Stated problem:
Note each line that includes the word "lumotlar". Copy those lines.

======

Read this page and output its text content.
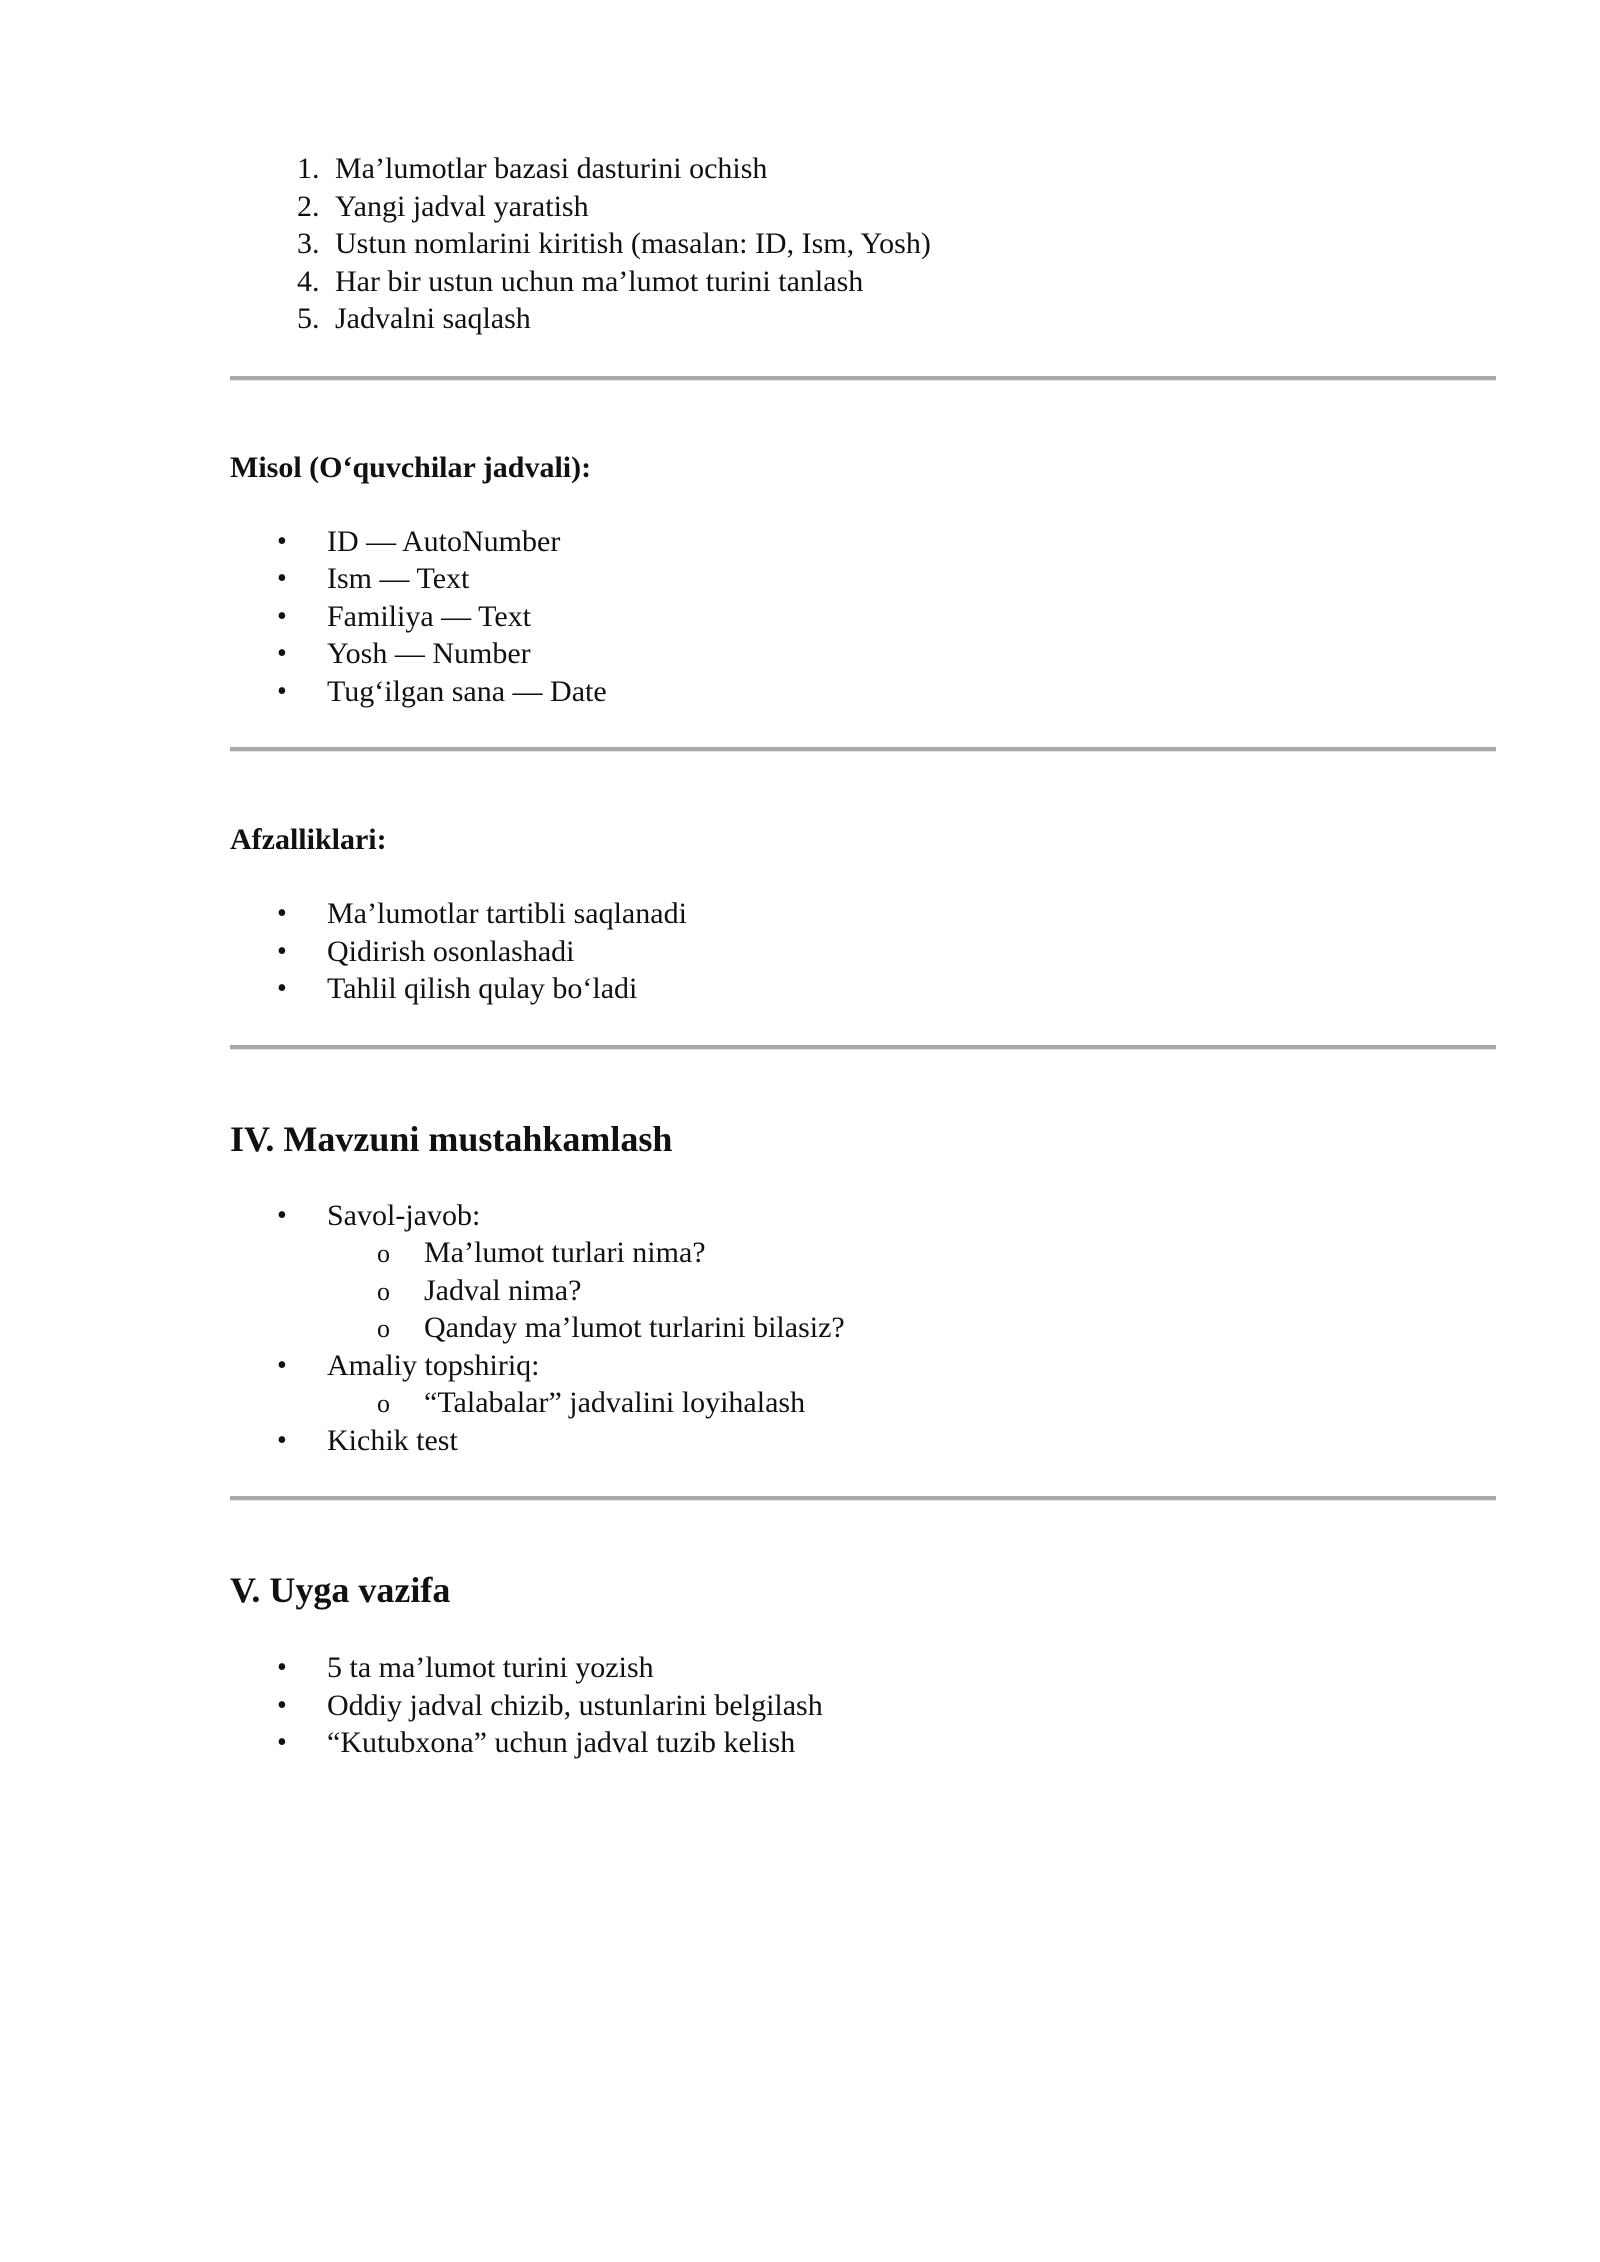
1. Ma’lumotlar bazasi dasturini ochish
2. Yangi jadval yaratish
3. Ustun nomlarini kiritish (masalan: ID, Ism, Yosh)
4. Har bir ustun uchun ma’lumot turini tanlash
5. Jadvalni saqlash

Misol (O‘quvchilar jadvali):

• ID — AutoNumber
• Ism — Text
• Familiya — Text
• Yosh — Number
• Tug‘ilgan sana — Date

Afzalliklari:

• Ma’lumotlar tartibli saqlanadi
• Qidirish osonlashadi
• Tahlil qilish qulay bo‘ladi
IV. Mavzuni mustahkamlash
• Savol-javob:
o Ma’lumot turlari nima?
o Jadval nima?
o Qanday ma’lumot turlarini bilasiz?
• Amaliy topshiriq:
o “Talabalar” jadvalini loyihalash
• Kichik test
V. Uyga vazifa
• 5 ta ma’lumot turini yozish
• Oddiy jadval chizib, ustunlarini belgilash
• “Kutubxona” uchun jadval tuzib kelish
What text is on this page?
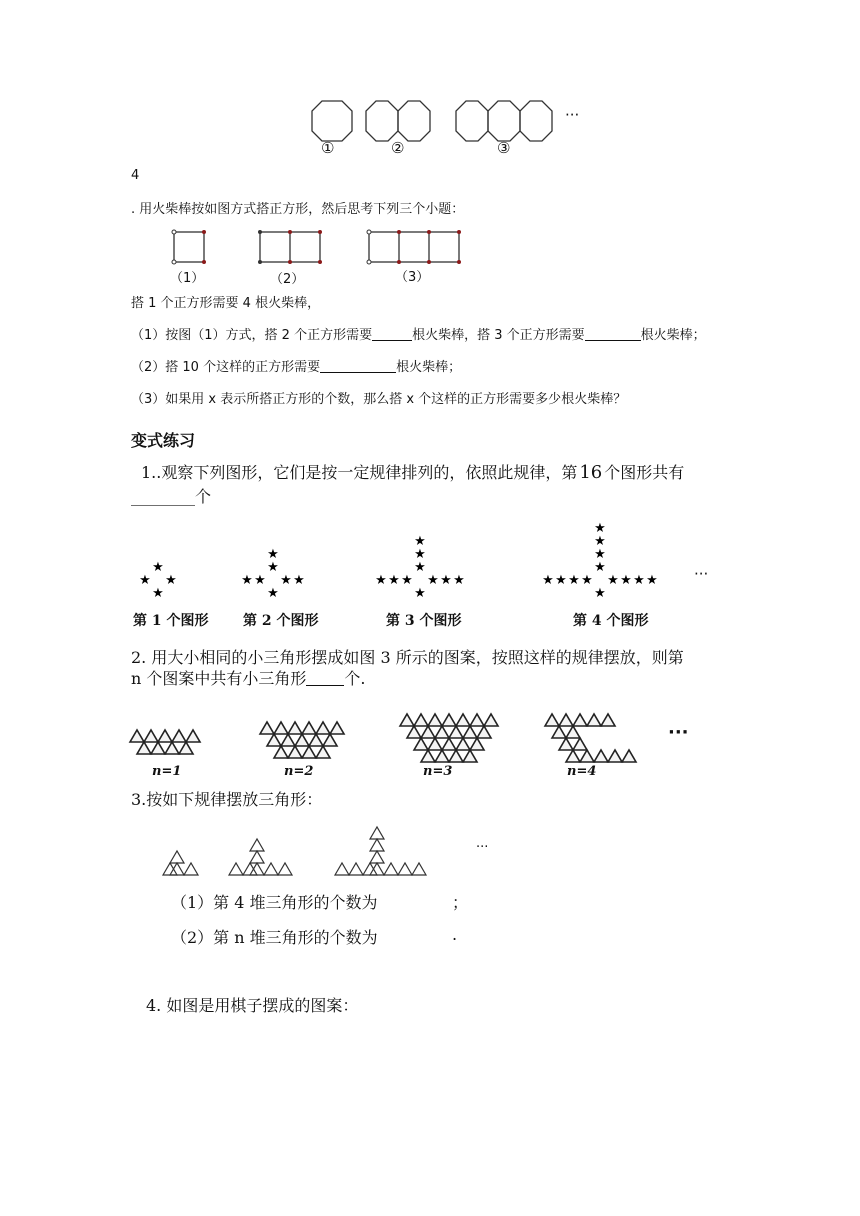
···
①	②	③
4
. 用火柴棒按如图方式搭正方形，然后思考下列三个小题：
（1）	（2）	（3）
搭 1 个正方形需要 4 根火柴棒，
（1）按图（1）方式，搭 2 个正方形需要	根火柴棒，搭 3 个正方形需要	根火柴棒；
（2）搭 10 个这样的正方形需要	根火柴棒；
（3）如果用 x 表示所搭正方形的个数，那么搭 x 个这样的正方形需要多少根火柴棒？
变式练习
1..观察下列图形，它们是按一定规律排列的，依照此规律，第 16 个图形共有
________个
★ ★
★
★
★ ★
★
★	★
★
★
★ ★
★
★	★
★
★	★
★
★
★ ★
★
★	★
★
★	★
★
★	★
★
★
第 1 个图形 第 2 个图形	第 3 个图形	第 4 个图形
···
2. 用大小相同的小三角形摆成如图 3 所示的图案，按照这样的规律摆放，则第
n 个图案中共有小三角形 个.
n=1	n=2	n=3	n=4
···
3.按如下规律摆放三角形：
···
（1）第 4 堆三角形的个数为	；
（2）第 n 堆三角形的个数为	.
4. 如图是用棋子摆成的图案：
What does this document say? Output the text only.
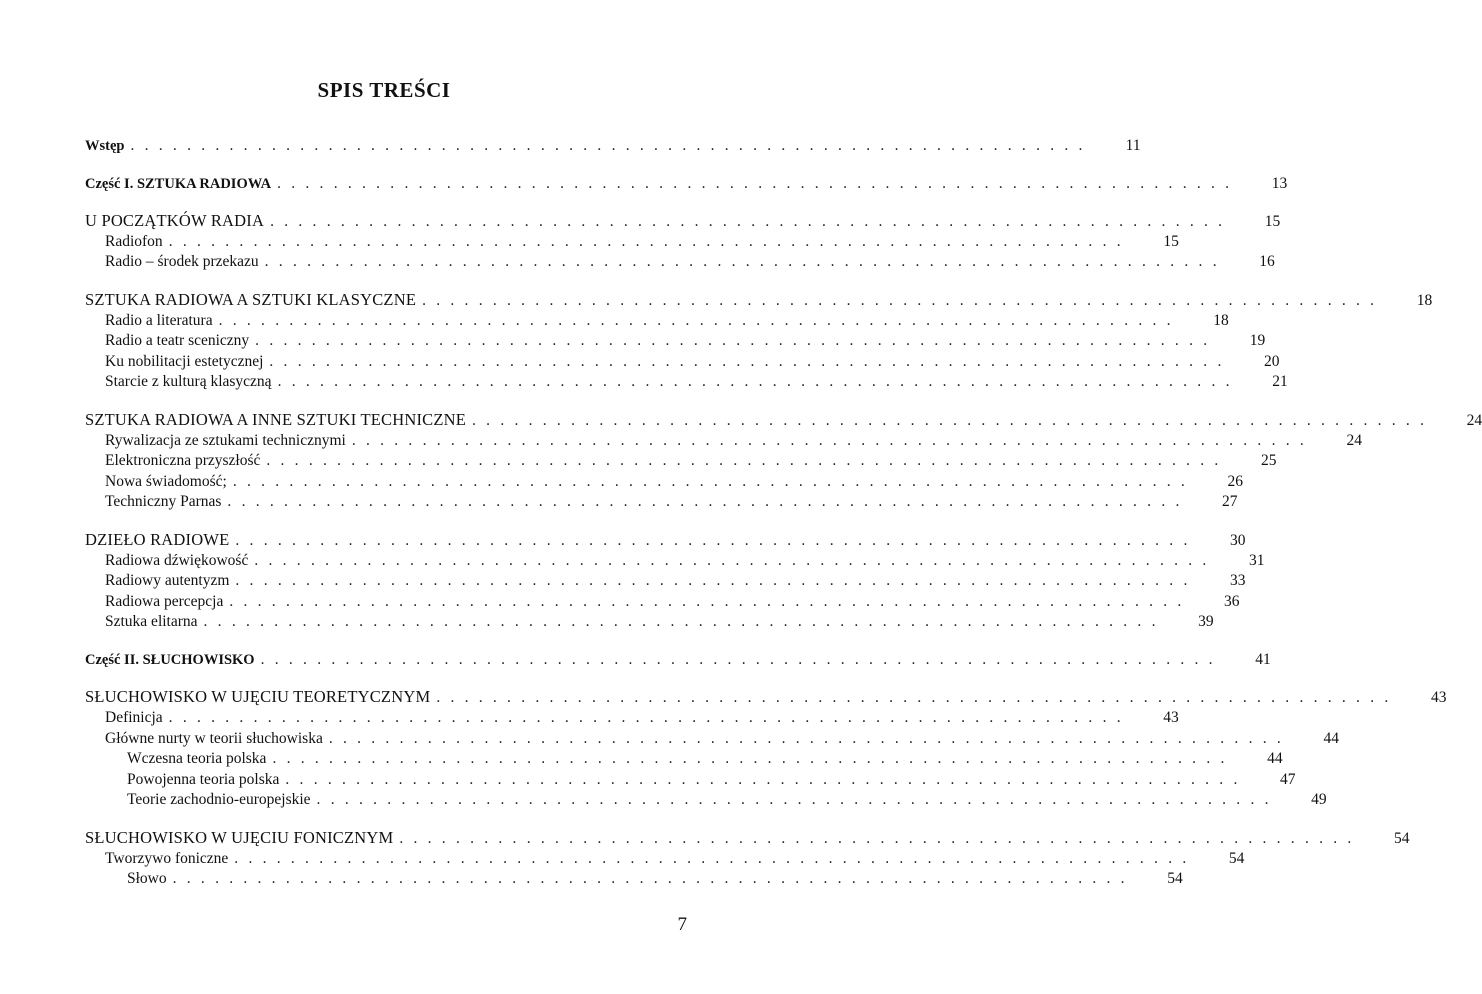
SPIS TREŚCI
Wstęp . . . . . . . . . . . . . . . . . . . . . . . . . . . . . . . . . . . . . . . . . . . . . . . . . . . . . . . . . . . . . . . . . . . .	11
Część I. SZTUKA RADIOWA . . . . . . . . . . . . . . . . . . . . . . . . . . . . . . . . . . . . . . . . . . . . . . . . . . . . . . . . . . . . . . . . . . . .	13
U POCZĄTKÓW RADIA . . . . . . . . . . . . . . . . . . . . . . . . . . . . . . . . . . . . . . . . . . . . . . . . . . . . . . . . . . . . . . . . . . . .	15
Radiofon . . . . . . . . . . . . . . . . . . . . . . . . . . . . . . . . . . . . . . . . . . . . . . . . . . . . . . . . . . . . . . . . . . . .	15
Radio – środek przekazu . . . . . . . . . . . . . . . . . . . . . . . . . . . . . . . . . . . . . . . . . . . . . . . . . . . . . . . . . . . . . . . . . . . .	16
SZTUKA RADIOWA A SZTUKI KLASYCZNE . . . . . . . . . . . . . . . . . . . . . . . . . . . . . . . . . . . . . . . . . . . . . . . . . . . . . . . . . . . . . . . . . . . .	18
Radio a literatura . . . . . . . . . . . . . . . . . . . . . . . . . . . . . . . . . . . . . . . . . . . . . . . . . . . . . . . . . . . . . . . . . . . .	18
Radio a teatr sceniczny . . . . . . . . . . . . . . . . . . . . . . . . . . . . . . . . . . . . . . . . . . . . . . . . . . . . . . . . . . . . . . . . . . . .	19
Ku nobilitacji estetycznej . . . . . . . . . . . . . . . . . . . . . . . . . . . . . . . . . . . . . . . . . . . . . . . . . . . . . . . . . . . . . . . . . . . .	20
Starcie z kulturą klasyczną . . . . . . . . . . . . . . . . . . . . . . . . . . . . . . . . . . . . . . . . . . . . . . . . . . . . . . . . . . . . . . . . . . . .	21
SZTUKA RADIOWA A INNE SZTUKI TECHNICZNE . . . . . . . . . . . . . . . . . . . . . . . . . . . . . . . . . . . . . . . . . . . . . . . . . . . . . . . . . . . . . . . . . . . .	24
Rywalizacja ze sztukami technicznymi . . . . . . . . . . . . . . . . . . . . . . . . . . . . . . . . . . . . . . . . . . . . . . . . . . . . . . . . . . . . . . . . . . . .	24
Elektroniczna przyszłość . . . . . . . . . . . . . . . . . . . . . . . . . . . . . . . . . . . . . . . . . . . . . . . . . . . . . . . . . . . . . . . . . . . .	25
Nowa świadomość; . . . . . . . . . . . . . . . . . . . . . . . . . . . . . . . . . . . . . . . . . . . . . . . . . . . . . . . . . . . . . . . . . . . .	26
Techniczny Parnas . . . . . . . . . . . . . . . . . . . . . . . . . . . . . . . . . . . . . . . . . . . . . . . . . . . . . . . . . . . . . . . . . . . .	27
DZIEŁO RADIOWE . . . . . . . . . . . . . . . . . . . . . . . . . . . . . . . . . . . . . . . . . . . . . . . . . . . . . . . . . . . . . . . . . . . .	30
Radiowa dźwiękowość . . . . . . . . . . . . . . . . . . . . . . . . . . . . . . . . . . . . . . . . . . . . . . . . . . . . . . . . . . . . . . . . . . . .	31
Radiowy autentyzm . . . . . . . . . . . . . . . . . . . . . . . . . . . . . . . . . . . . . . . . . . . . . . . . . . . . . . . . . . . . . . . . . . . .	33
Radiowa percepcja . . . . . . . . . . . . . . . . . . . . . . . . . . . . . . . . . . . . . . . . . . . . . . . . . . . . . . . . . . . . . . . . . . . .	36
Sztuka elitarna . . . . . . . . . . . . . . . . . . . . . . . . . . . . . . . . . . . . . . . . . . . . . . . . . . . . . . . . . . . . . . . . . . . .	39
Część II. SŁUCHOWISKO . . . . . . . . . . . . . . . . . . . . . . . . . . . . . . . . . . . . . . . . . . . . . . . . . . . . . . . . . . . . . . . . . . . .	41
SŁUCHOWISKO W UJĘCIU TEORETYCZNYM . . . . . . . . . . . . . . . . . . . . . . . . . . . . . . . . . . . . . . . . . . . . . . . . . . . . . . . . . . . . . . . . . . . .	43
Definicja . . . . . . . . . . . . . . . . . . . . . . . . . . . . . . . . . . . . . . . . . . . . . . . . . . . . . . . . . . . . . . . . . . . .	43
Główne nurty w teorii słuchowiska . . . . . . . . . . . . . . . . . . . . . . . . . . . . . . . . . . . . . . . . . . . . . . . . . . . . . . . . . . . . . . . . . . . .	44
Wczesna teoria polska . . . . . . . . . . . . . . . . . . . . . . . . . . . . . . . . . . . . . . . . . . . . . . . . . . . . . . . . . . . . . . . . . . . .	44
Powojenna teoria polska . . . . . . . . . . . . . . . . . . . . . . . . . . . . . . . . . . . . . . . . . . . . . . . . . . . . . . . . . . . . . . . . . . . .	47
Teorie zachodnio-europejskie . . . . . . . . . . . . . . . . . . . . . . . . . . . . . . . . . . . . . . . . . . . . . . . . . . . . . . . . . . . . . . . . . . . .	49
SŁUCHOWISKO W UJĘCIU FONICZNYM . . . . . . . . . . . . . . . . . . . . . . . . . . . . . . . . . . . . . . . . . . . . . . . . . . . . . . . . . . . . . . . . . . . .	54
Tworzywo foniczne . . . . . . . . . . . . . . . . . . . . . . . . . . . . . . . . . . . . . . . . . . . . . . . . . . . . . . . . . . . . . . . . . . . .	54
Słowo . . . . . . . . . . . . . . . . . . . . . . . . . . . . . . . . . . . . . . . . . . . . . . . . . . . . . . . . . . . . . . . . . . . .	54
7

======

Exercise solution:
1. Ma’lumotlar bazasi dasturini ochish
• Ma’lumotlar tartibli saqlanadi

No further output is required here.